## Start Source records
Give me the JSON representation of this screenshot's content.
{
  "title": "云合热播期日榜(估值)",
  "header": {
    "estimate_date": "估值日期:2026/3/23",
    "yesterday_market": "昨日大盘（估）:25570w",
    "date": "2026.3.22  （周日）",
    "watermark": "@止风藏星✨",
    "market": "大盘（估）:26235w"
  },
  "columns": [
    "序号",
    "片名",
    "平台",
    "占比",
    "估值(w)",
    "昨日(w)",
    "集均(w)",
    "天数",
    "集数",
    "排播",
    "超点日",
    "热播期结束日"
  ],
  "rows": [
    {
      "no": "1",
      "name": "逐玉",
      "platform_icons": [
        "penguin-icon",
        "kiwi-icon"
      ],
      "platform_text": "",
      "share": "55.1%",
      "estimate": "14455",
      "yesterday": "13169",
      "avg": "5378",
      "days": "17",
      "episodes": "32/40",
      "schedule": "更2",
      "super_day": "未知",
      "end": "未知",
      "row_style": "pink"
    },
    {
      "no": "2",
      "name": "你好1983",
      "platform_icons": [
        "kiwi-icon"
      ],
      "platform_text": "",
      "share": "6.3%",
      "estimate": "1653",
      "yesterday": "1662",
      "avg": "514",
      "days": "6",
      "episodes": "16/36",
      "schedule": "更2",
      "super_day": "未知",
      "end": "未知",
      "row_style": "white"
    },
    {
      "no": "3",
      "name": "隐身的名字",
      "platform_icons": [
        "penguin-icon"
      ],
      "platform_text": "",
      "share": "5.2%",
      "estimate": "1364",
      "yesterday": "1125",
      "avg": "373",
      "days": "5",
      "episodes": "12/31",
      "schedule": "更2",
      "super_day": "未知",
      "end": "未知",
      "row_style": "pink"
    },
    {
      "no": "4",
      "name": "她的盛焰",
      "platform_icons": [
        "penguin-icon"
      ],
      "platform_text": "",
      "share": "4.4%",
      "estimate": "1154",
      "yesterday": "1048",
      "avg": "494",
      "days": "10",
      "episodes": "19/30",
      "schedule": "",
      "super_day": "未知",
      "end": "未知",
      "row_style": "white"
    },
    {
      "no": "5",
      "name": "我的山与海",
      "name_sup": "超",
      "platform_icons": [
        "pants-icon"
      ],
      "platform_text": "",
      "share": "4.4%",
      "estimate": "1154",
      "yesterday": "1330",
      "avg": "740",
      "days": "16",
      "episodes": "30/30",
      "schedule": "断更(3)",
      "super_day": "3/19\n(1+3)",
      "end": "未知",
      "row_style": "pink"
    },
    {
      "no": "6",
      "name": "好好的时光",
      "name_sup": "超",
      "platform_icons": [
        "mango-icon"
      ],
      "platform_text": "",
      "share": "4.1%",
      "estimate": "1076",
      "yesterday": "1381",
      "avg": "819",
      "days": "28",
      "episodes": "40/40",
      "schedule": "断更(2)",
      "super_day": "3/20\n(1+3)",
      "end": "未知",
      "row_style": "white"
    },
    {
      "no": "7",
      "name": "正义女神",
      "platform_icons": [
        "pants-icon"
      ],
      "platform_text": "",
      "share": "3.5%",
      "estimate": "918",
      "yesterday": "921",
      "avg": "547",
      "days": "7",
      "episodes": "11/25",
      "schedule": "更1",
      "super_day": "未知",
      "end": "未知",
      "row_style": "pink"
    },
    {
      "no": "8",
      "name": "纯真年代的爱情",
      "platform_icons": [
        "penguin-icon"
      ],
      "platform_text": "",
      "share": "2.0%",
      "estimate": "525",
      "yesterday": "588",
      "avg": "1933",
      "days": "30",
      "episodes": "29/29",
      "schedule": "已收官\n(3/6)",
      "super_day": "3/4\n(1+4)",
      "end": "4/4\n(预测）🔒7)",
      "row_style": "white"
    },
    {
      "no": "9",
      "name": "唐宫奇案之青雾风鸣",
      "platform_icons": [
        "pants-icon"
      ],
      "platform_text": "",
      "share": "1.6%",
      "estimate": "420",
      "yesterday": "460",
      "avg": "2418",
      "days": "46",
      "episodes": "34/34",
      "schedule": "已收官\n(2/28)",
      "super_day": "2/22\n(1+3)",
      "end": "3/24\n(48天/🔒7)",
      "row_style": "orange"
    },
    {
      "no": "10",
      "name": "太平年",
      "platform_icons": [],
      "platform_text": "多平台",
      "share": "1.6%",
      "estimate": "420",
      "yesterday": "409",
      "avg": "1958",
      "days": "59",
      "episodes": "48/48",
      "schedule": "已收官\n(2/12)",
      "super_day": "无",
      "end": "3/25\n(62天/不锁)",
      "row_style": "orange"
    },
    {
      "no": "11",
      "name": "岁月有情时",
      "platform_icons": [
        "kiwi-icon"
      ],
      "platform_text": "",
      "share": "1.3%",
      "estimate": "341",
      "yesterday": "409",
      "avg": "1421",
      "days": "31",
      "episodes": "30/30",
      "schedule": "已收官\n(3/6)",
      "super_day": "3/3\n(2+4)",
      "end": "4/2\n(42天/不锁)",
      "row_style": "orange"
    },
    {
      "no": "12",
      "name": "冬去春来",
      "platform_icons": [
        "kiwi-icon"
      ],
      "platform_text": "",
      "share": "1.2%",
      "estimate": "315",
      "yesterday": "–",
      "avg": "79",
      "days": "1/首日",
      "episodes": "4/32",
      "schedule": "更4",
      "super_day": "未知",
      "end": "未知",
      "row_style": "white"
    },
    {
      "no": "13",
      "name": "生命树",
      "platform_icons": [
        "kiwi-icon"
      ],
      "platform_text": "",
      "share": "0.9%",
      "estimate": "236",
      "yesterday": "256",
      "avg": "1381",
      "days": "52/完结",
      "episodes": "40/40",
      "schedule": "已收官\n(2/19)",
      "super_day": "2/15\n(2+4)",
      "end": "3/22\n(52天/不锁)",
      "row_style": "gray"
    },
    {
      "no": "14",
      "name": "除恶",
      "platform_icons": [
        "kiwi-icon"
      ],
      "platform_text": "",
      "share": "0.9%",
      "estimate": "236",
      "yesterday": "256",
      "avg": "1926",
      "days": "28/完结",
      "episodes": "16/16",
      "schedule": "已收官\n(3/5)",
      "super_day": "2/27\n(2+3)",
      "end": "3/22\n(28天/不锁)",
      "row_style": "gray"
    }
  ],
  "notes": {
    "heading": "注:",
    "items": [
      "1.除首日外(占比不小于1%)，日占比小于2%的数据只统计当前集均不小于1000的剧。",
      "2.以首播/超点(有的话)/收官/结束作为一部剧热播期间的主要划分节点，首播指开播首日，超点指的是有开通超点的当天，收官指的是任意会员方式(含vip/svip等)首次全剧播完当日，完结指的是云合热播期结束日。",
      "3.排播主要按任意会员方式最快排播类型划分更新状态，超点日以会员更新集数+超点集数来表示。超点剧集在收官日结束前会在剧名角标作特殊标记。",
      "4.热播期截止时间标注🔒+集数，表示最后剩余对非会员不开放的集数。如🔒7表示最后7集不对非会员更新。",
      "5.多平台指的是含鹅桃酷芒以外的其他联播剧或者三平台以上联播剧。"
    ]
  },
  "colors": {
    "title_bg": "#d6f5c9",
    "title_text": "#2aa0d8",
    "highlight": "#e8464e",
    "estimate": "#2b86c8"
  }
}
## End Source records
Short exercise →
Transcribe all lines as written.

Result →
Give me the JSON representation of this screenshot's content.
{
  "title": "云合热播期日榜(估值)",
  "header": {
    "estimate_date": "估值日期:2026/3/23",
    "yesterday_market": "昨日大盘（估）:25570w",
    "date": "2026.3.22  （周日）",
    "watermark": "@止风藏星✨",
    "market": "大盘（估）:26235w"
  },
  "columns": [
    "序号",
    "片名",
    "平台",
    "占比",
    "估值(w)",
    "昨日(w)",
    "集均(w)",
    "天数",
    "集数",
    "排播",
    "超点日",
    "热播期结束日"
  ],
  "rows": [
    {
      "no": "1",
      "name": "逐玉",
      "platform_icons": [
        "penguin-icon",
        "kiwi-icon"
      ],
      "platform_text": "",
      "share": "55.1%",
      "estimate": "14455",
      "yesterday": "13169",
      "avg": "5378",
      "days": "17",
      "episodes": "32/40",
      "schedule": "更2",
      "super_day": "未知",
      "end": "未知",
      "row_style": "pink"
    },
    {
      "no": "2",
      "name": "你好1983",
      "platform_icons": [
        "kiwi-icon"
      ],
      "platform_text": "",
      "share": "6.3%",
      "estimate": "1653",
      "yesterday": "1662",
      "avg": "514",
      "days": "6",
      "episodes": "16/36",
      "schedule": "更2",
      "super_day": "未知",
      "end": "未知",
      "row_style": "white"
    },
    {
      "no": "3",
      "name": "隐身的名字",
      "platform_icons": [
        "penguin-icon"
      ],
      "platform_text": "",
      "share": "5.2%",
      "estimate": "1364",
      "yesterday": "1125",
      "avg": "373",
      "days": "5",
      "episodes": "12/31",
      "schedule": "更2",
      "super_day": "未知",
      "end": "未知",
      "row_style": "pink"
    },
    {
      "no": "4",
      "name": "她的盛焰",
      "platform_icons": [
        "penguin-icon"
      ],
      "platform_text": "",
      "share": "4.4%",
      "estimate": "1154",
      "yesterday": "1048",
      "avg": "494",
      "days": "10",
      "episodes": "19/30",
      "schedule": "",
      "super_day": "未知",
      "end": "未知",
      "row_style": "white"
    },
    {
      "no": "5",
      "name": "我的山与海",
      "name_sup": "超",
      "platform_icons": [
        "pants-icon"
      ],
      "platform_text": "",
      "share": "4.4%",
      "estimate": "1154",
      "yesterday": "1330",
      "avg": "740",
      "days": "16",
      "episodes": "30/30",
      "schedule": "断更(3)",
      "super_day": "3/19\n(1+3)",
      "end": "未知",
      "row_style": "pink"
    },
    {
      "no": "6",
      "name": "好好的时光",
      "name_sup": "超",
      "platform_icons": [
        "mango-icon"
      ],
      "platform_text": "",
      "share": "4.1%",
      "estimate": "1076",
      "yesterday": "1381",
      "avg": "819",
      "days": "28",
      "episodes": "40/40",
      "schedule": "断更(2)",
      "super_day": "3/20\n(1+3)",
      "end": "未知",
      "row_style": "white"
    },
    {
      "no": "7",
      "name": "正义女神",
      "platform_icons": [
        "pants-icon"
      ],
      "platform_text": "",
      "share": "3.5%",
      "estimate": "918",
      "yesterday": "921",
      "avg": "547",
      "days": "7",
      "episodes": "11/25",
      "schedule": "更1",
      "super_day": "未知",
      "end": "未知",
      "row_style": "pink"
    },
    {
      "no": "8",
      "name": "纯真年代的爱情",
      "platform_icons": [
        "penguin-icon"
      ],
      "platform_text": "",
      "share": "2.0%",
      "estimate": "525",
      "yesterday": "588",
      "avg": "1933",
      "days": "30",
      "episodes": "29/29",
      "schedule": "已收官\n(3/6)",
      "super_day": "3/4\n(1+4)",
      "end": "4/4\n(预测）🔒7)",
      "row_style": "white"
    },
    {
      "no": "9",
      "name": "唐宫奇案之青雾风鸣",
      "platform_icons": [
        "pants-icon"
      ],
      "platform_text": "",
      "share": "1.6%",
      "estimate": "420",
      "yesterday": "460",
      "avg": "2418",
      "days": "46",
      "episodes": "34/34",
      "schedule": "已收官\n(2/28)",
      "super_day": "2/22\n(1+3)",
      "end": "3/24\n(48天/🔒7)",
      "row_style": "orange"
    },
    {
      "no": "10",
      "name": "太平年",
      "platform_icons": [],
      "platform_text": "多平台",
      "share": "1.6%",
      "estimate": "420",
      "yesterday": "409",
      "avg": "1958",
      "days": "59",
      "episodes": "48/48",
      "schedule": "已收官\n(2/12)",
      "super_day": "无",
      "end": "3/25\n(62天/不锁)",
      "row_style": "orange"
    },
    {
      "no": "11",
      "name": "岁月有情时",
      "platform_icons": [
        "kiwi-icon"
      ],
      "platform_text": "",
      "share": "1.3%",
      "estimate": "341",
      "yesterday": "409",
      "avg": "1421",
      "days": "31",
      "episodes": "30/30",
      "schedule": "已收官\n(3/6)",
      "super_day": "3/3\n(2+4)",
      "end": "4/2\n(42天/不锁)",
      "row_style": "orange"
    },
    {
      "no": "12",
      "name": "冬去春来",
      "platform_icons": [
        "kiwi-icon"
      ],
      "platform_text": "",
      "share": "1.2%",
      "estimate": "315",
      "yesterday": "–",
      "avg": "79",
      "days": "1/首日",
      "episodes": "4/32",
      "schedule": "更4",
      "super_day": "未知",
      "end": "未知",
      "row_style": "white"
    },
    {
      "no": "13",
      "name": "生命树",
      "platform_icons": [
        "kiwi-icon"
      ],
      "platform_text": "",
      "share": "0.9%",
      "estimate": "236",
      "yesterday": "256",
      "avg": "1381",
      "days": "52/完结",
      "episodes": "40/40",
      "schedule": "已收官\n(2/19)",
      "super_day": "2/15\n(2+4)",
      "end": "3/22\n(52天/不锁)",
      "row_style": "gray"
    },
    {
      "no": "14",
      "name": "除恶",
      "platform_icons": [
        "kiwi-icon"
      ],
      "platform_text": "",
      "share": "0.9%",
      "estimate": "236",
      "yesterday": "256",
      "avg": "1926",
      "days": "28/完结",
      "episodes": "16/16",
      "schedule": "已收官\n(3/5)",
      "super_day": "2/27\n(2+3)",
      "end": "3/22\n(28天/不锁)",
      "row_style": "gray"
    }
  ],
  "notes": {
    "heading": "注:",
    "items": [
      "1.除首日外(占比不小于1%)，日占比小于2%的数据只统计当前集均不小于1000的剧。",
      "2.以首播/超点(有的话)/收官/结束作为一部剧热播期间的主要划分节点，首播指开播首日，超点指的是有开通超点的当天，收官指的是任意会员方式(含vip/svip等)首次全剧播完当日，完结指的是云合热播期结束日。",
      "3.排播主要按任意会员方式最快排播类型划分更新状态，超点日以会员更新集数+超点集数来表示。超点剧集在收官日结束前会在剧名角标作特殊标记。",
      "4.热播期截止时间标注🔒+集数，表示最后剩余对非会员不开放的集数。如🔒7表示最后7集不对非会员更新。",
      "5.多平台指的是含鹅桃酷芒以外的其他联播剧或者三平台以上联播剧。"
    ]
  },
  "colors": {
    "title_bg": "#d6f5c9",
    "title_text": "#2aa0d8",
    "highlight": "#e8464e",
    "estimate": "#2b86c8"
  }
}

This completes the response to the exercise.